◆ Exercise task ◆
An exact copy of the records is required, minus the pictures they hold.

◆ Given data ◆
==================================================

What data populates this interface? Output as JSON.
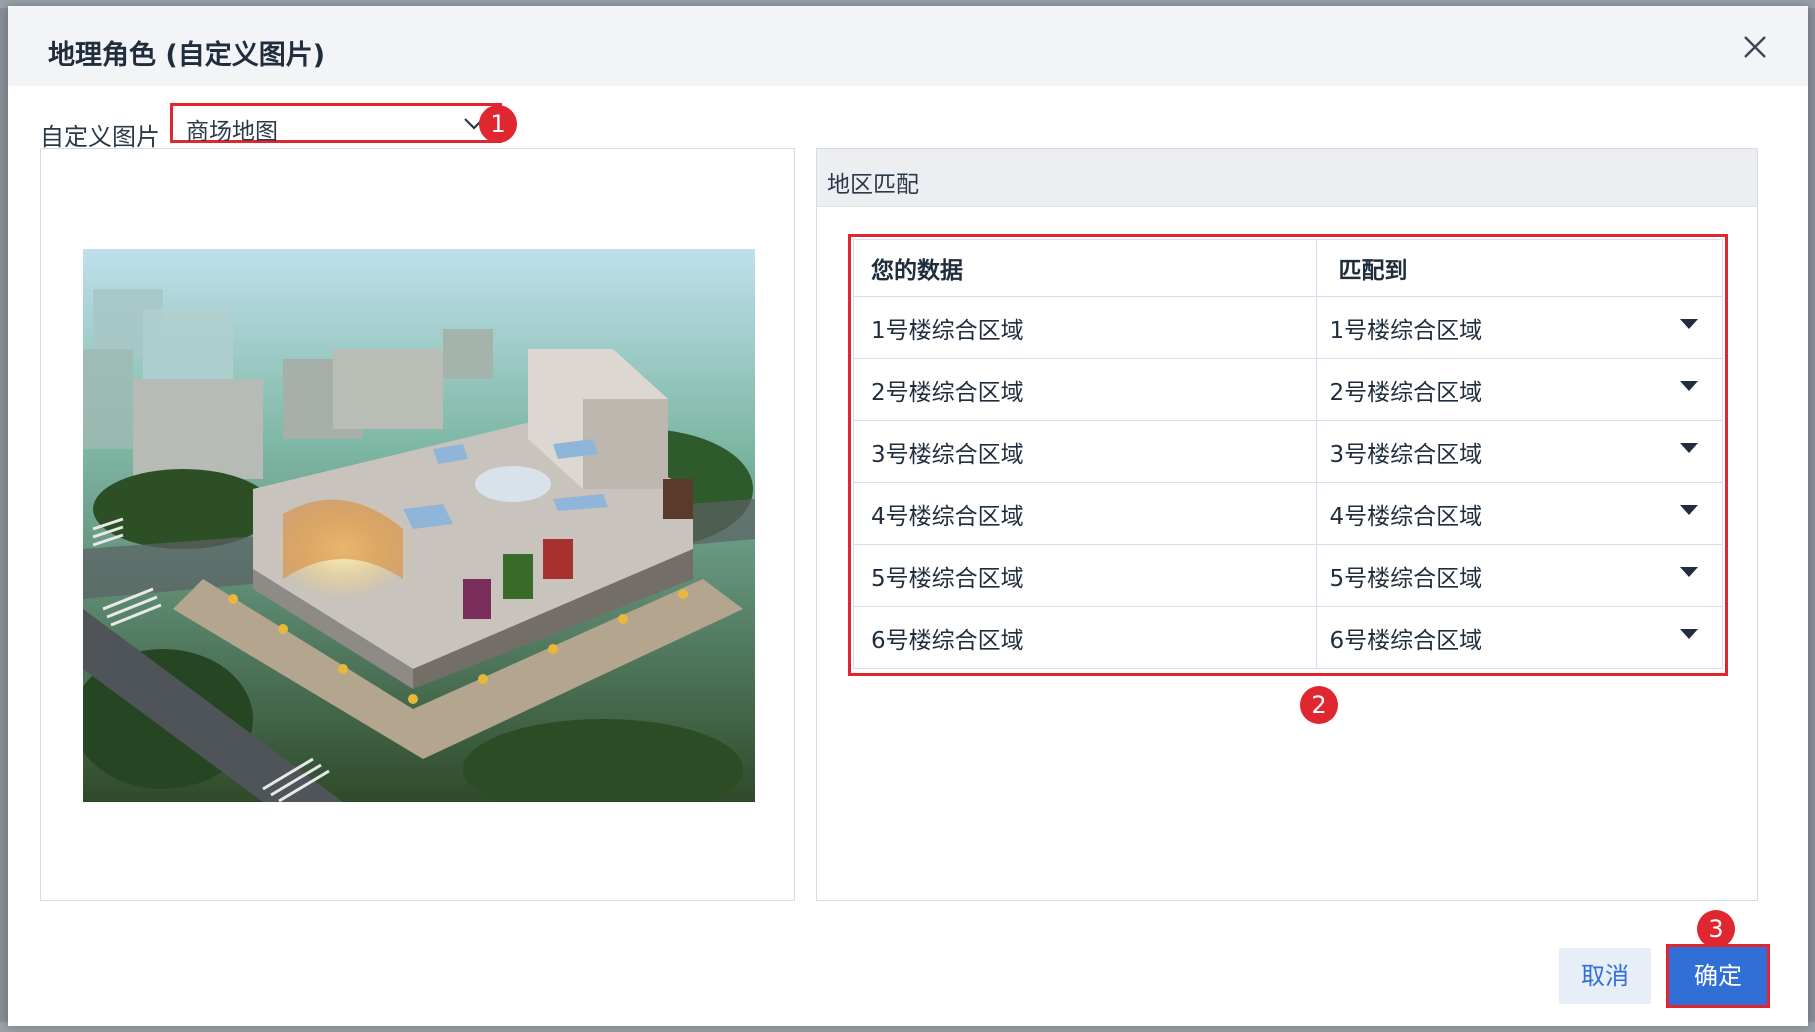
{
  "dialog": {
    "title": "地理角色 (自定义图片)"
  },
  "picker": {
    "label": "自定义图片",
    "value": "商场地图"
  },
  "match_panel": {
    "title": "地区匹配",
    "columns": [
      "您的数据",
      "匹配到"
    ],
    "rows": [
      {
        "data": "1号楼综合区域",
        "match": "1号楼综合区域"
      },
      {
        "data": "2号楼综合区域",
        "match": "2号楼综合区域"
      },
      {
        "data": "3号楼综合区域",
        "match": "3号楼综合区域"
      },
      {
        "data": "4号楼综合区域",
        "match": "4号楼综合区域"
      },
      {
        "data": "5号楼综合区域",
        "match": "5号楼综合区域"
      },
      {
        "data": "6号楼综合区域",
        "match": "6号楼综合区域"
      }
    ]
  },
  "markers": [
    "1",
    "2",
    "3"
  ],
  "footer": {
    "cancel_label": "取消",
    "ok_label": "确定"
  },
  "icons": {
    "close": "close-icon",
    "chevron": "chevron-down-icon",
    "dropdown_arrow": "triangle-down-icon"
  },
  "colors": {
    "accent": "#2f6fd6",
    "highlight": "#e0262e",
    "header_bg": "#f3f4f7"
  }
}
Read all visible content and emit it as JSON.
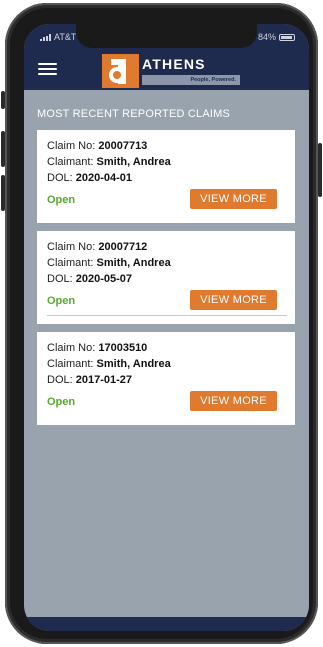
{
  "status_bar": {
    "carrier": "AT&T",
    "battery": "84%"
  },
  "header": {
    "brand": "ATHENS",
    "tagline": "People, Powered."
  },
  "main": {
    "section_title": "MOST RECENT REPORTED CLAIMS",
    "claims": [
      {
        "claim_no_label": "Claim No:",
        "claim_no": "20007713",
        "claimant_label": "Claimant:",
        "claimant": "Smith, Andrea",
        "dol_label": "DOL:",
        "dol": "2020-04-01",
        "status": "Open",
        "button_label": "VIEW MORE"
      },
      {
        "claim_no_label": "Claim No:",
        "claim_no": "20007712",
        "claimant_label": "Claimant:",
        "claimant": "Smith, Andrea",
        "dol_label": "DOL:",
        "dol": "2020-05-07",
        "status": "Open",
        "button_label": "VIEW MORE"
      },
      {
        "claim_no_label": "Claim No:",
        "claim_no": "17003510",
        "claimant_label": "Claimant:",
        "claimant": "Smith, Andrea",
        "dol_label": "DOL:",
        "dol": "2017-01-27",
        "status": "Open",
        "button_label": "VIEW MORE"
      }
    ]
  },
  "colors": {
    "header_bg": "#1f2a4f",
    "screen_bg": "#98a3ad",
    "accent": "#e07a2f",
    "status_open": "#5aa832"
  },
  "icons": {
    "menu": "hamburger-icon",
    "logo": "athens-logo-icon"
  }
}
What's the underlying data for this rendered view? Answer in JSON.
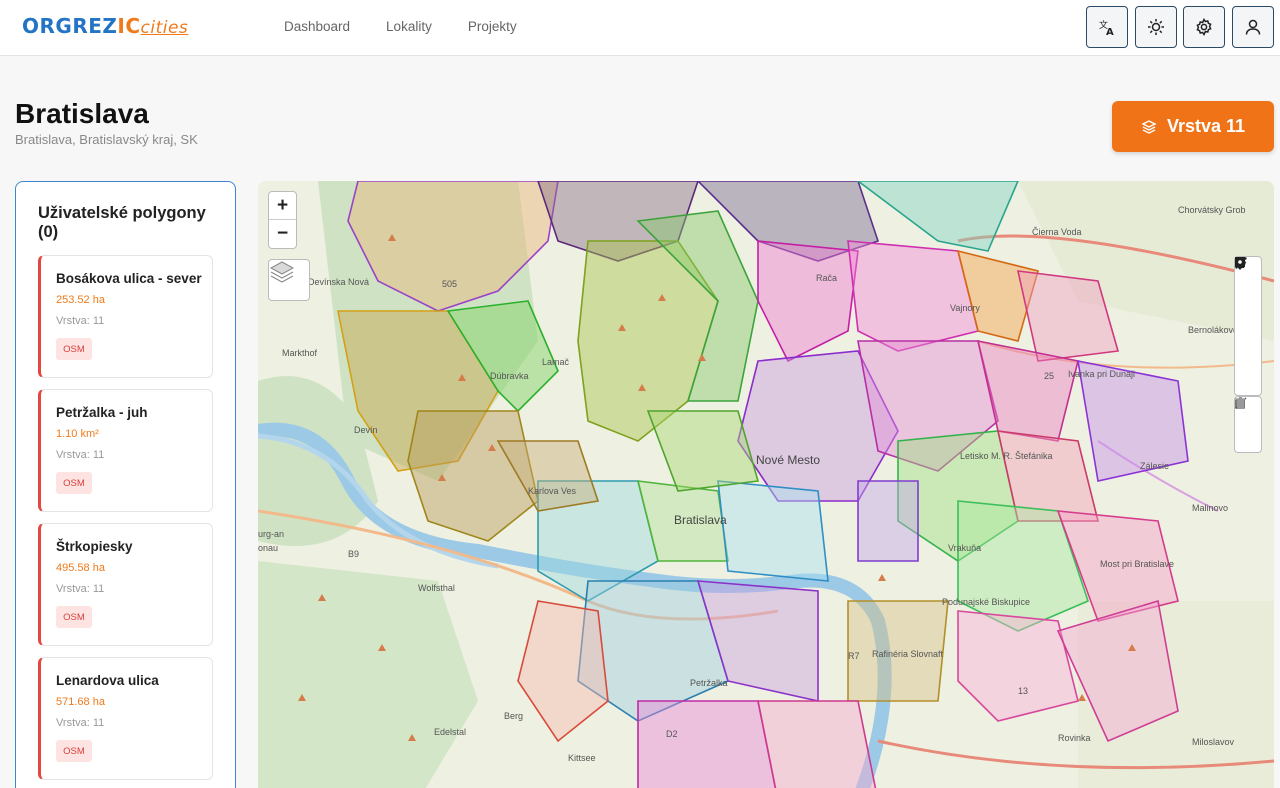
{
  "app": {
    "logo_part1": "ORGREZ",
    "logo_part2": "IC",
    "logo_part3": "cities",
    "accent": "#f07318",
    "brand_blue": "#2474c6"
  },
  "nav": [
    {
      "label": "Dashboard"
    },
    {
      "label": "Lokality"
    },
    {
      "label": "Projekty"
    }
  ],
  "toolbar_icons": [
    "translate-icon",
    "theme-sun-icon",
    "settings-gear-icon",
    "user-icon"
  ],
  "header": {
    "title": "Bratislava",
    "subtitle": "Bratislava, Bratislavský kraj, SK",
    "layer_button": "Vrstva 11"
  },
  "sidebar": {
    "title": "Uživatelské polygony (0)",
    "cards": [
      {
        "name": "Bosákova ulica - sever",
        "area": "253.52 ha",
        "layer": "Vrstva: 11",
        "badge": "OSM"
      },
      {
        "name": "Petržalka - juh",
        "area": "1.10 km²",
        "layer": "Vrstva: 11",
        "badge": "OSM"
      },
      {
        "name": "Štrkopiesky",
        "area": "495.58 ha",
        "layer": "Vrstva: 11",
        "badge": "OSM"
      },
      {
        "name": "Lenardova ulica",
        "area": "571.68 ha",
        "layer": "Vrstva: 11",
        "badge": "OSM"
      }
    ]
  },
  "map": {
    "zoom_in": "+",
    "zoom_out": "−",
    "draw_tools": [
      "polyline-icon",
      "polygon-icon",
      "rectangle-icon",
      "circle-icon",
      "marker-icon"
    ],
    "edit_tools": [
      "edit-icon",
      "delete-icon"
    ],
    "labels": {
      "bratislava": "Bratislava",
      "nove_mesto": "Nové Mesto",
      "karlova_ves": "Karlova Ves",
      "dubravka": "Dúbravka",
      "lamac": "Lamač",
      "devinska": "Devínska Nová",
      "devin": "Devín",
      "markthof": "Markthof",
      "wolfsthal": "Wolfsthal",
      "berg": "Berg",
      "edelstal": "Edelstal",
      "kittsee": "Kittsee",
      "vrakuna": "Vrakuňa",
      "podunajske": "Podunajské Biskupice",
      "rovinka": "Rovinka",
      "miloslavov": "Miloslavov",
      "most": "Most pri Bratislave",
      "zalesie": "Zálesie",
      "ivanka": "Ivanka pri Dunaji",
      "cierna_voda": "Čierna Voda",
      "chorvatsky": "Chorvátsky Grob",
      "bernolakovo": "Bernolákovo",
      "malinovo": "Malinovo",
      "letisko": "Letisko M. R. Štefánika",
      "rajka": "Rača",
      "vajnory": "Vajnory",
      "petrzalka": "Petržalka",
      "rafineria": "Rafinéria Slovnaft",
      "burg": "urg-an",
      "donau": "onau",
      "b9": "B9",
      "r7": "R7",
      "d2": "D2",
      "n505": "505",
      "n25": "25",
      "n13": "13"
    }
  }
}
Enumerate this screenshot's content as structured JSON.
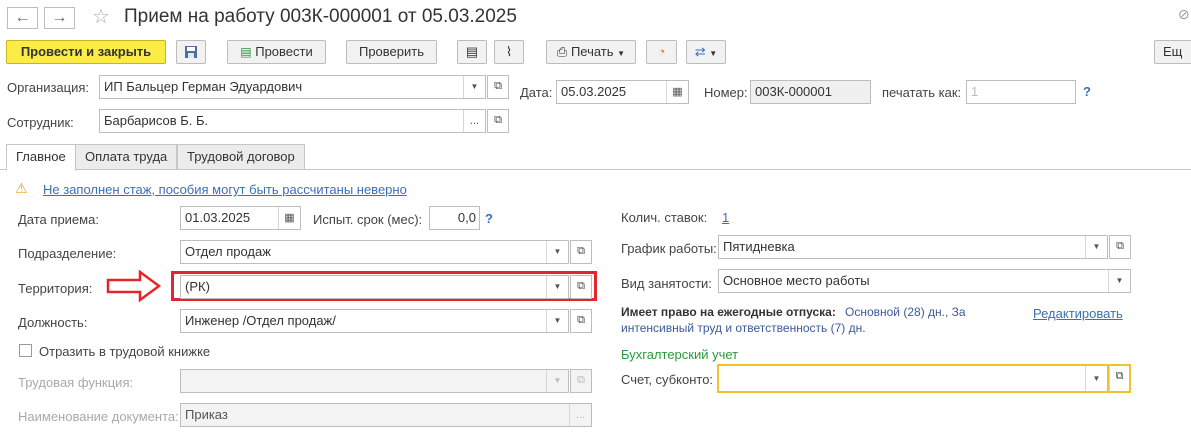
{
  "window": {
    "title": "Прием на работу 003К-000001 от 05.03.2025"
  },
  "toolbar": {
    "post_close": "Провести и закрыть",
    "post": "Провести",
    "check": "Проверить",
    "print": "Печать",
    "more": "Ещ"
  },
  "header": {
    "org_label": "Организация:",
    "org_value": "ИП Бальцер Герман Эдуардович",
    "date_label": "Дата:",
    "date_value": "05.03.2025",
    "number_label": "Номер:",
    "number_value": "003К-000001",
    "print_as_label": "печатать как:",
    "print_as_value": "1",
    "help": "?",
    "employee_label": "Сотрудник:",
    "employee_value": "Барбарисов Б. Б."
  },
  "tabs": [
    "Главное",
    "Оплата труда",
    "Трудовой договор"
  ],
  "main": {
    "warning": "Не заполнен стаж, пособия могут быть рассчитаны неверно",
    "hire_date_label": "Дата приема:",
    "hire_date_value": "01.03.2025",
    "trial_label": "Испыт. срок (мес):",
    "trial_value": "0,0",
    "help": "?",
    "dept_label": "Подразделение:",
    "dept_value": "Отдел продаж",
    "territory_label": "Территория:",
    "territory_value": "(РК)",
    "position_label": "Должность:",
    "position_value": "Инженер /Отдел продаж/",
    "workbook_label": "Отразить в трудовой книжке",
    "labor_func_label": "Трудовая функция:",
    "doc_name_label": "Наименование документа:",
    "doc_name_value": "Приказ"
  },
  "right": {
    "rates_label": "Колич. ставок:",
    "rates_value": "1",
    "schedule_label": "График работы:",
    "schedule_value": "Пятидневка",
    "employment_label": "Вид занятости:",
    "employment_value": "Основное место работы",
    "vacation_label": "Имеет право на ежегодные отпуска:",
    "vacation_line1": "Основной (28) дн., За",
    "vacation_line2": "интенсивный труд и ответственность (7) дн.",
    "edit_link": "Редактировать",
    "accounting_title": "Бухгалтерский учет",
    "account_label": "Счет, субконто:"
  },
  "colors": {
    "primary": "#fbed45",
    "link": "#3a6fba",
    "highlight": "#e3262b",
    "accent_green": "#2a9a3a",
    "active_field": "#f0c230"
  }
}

==================================================

◆ Response ◆
What data populates this interface? Output as JSON.
{
  "dialog": {
    "title": "地理角色 (自定义图片)"
  },
  "picker": {
    "label": "自定义图片",
    "value": "商场地图"
  },
  "match_panel": {
    "title": "地区匹配",
    "columns": [
      "您的数据",
      "匹配到"
    ],
    "rows": [
      {
        "data": "1号楼综合区域",
        "match": "1号楼综合区域"
      },
      {
        "data": "2号楼综合区域",
        "match": "2号楼综合区域"
      },
      {
        "data": "3号楼综合区域",
        "match": "3号楼综合区域"
      },
      {
        "data": "4号楼综合区域",
        "match": "4号楼综合区域"
      },
      {
        "data": "5号楼综合区域",
        "match": "5号楼综合区域"
      },
      {
        "data": "6号楼综合区域",
        "match": "6号楼综合区域"
      }
    ]
  },
  "markers": [
    "1",
    "2",
    "3"
  ],
  "footer": {
    "cancel_label": "取消",
    "ok_label": "确定"
  },
  "icons": {
    "close": "close-icon",
    "chevron": "chevron-down-icon",
    "dropdown_arrow": "triangle-down-icon"
  },
  "colors": {
    "accent": "#2f6fd6",
    "highlight": "#e0262e",
    "header_bg": "#f3f4f7"
  }
}
Read all visible content and emit it as JSON.
{
  "status_bar": {
    "carrier": "AT&T",
    "battery": "84%"
  },
  "header": {
    "brand": "ATHENS",
    "tagline": "People, Powered."
  },
  "main": {
    "section_title": "MOST RECENT REPORTED CLAIMS",
    "claims": [
      {
        "claim_no_label": "Claim No:",
        "claim_no": "20007713",
        "claimant_label": "Claimant:",
        "claimant": "Smith, Andrea",
        "dol_label": "DOL:",
        "dol": "2020-04-01",
        "status": "Open",
        "button_label": "VIEW MORE"
      },
      {
        "claim_no_label": "Claim No:",
        "claim_no": "20007712",
        "claimant_label": "Claimant:",
        "claimant": "Smith, Andrea",
        "dol_label": "DOL:",
        "dol": "2020-05-07",
        "status": "Open",
        "button_label": "VIEW MORE"
      },
      {
        "claim_no_label": "Claim No:",
        "claim_no": "17003510",
        "claimant_label": "Claimant:",
        "claimant": "Smith, Andrea",
        "dol_label": "DOL:",
        "dol": "2017-01-27",
        "status": "Open",
        "button_label": "VIEW MORE"
      }
    ]
  },
  "colors": {
    "header_bg": "#1f2a4f",
    "screen_bg": "#98a3ad",
    "accent": "#e07a2f",
    "status_open": "#5aa832"
  },
  "icons": {
    "menu": "hamburger-icon",
    "logo": "athens-logo-icon"
  }
}
What's the underlying data for this rendered view? Answer in JSON.
{
  "app": {
    "logo_part1": "ORGREZ",
    "logo_part2": "IC",
    "logo_part3": "cities",
    "accent": "#f07318",
    "brand_blue": "#2474c6"
  },
  "nav": [
    {
      "label": "Dashboard"
    },
    {
      "label": "Lokality"
    },
    {
      "label": "Projekty"
    }
  ],
  "toolbar_icons": [
    "translate-icon",
    "theme-sun-icon",
    "settings-gear-icon",
    "user-icon"
  ],
  "header": {
    "title": "Bratislava",
    "subtitle": "Bratislava, Bratislavský kraj, SK",
    "layer_button": "Vrstva 11"
  },
  "sidebar": {
    "title": "Uživatelské polygony (0)",
    "cards": [
      {
        "name": "Bosákova ulica - sever",
        "area": "253.52 ha",
        "layer": "Vrstva: 11",
        "badge": "OSM"
      },
      {
        "name": "Petržalka - juh",
        "area": "1.10 km²",
        "layer": "Vrstva: 11",
        "badge": "OSM"
      },
      {
        "name": "Štrkopiesky",
        "area": "495.58 ha",
        "layer": "Vrstva: 11",
        "badge": "OSM"
      },
      {
        "name": "Lenardova ulica",
        "area": "571.68 ha",
        "layer": "Vrstva: 11",
        "badge": "OSM"
      }
    ]
  },
  "map": {
    "zoom_in": "+",
    "zoom_out": "−",
    "draw_tools": [
      "polyline-icon",
      "polygon-icon",
      "rectangle-icon",
      "circle-icon",
      "marker-icon"
    ],
    "edit_tools": [
      "edit-icon",
      "delete-icon"
    ],
    "labels": {
      "bratislava": "Bratislava",
      "nove_mesto": "Nové Mesto",
      "karlova_ves": "Karlova Ves",
      "dubravka": "Dúbravka",
      "lamac": "Lamač",
      "devinska": "Devínska Nová",
      "devin": "Devín",
      "markthof": "Markthof",
      "wolfsthal": "Wolfsthal",
      "berg": "Berg",
      "edelstal": "Edelstal",
      "kittsee": "Kittsee",
      "vrakuna": "Vrakuňa",
      "podunajske": "Podunajské Biskupice",
      "rovinka": "Rovinka",
      "miloslavov": "Miloslavov",
      "most": "Most pri Bratislave",
      "zalesie": "Zálesie",
      "ivanka": "Ivanka pri Dunaji",
      "cierna_voda": "Čierna Voda",
      "chorvatsky": "Chorvátsky Grob",
      "bernolakovo": "Bernolákovo",
      "malinovo": "Malinovo",
      "letisko": "Letisko M. R. Štefánika",
      "rajka": "Rača",
      "vajnory": "Vajnory",
      "petrzalka": "Petržalka",
      "rafineria": "Rafinéria Slovnaft",
      "burg": "urg-an",
      "donau": "onau",
      "b9": "B9",
      "r7": "R7",
      "d2": "D2",
      "n505": "505",
      "n25": "25",
      "n13": "13"
    }
  }
}
Enumerate this screenshot's content as structured JSON.
{
  "window": {
    "title": "Прием на работу 003К-000001 от 05.03.2025"
  },
  "toolbar": {
    "post_close": "Провести и закрыть",
    "post": "Провести",
    "check": "Проверить",
    "print": "Печать",
    "more": "Ещ"
  },
  "header": {
    "org_label": "Организация:",
    "org_value": "ИП Бальцер Герман Эдуардович",
    "date_label": "Дата:",
    "date_value": "05.03.2025",
    "number_label": "Номер:",
    "number_value": "003К-000001",
    "print_as_label": "печатать как:",
    "print_as_value": "1",
    "help": "?",
    "employee_label": "Сотрудник:",
    "employee_value": "Барбарисов Б. Б."
  },
  "tabs": [
    "Главное",
    "Оплата труда",
    "Трудовой договор"
  ],
  "main": {
    "warning": "Не заполнен стаж, пособия могут быть рассчитаны неверно",
    "hire_date_label": "Дата приема:",
    "hire_date_value": "01.03.2025",
    "trial_label": "Испыт. срок (мес):",
    "trial_value": "0,0",
    "help": "?",
    "dept_label": "Подразделение:",
    "dept_value": "Отдел продаж",
    "territory_label": "Территория:",
    "territory_value": "(РК)",
    "position_label": "Должность:",
    "position_value": "Инженер /Отдел продаж/",
    "workbook_label": "Отразить в трудовой книжке",
    "labor_func_label": "Трудовая функция:",
    "doc_name_label": "Наименование документа:",
    "doc_name_value": "Приказ"
  },
  "right": {
    "rates_label": "Колич. ставок:",
    "rates_value": "1",
    "schedule_label": "График работы:",
    "schedule_value": "Пятидневка",
    "employment_label": "Вид занятости:",
    "employment_value": "Основное место работы",
    "vacation_label": "Имеет право на ежегодные отпуска:",
    "vacation_line1": "Основной (28) дн., За",
    "vacation_line2": "интенсивный труд и ответственность (7) дн.",
    "edit_link": "Редактировать",
    "accounting_title": "Бухгалтерский учет",
    "account_label": "Счет, субконто:"
  },
  "colors": {
    "primary": "#fbed45",
    "link": "#3a6fba",
    "highlight": "#e3262b",
    "accent_green": "#2a9a3a",
    "active_field": "#f0c230"
  }
}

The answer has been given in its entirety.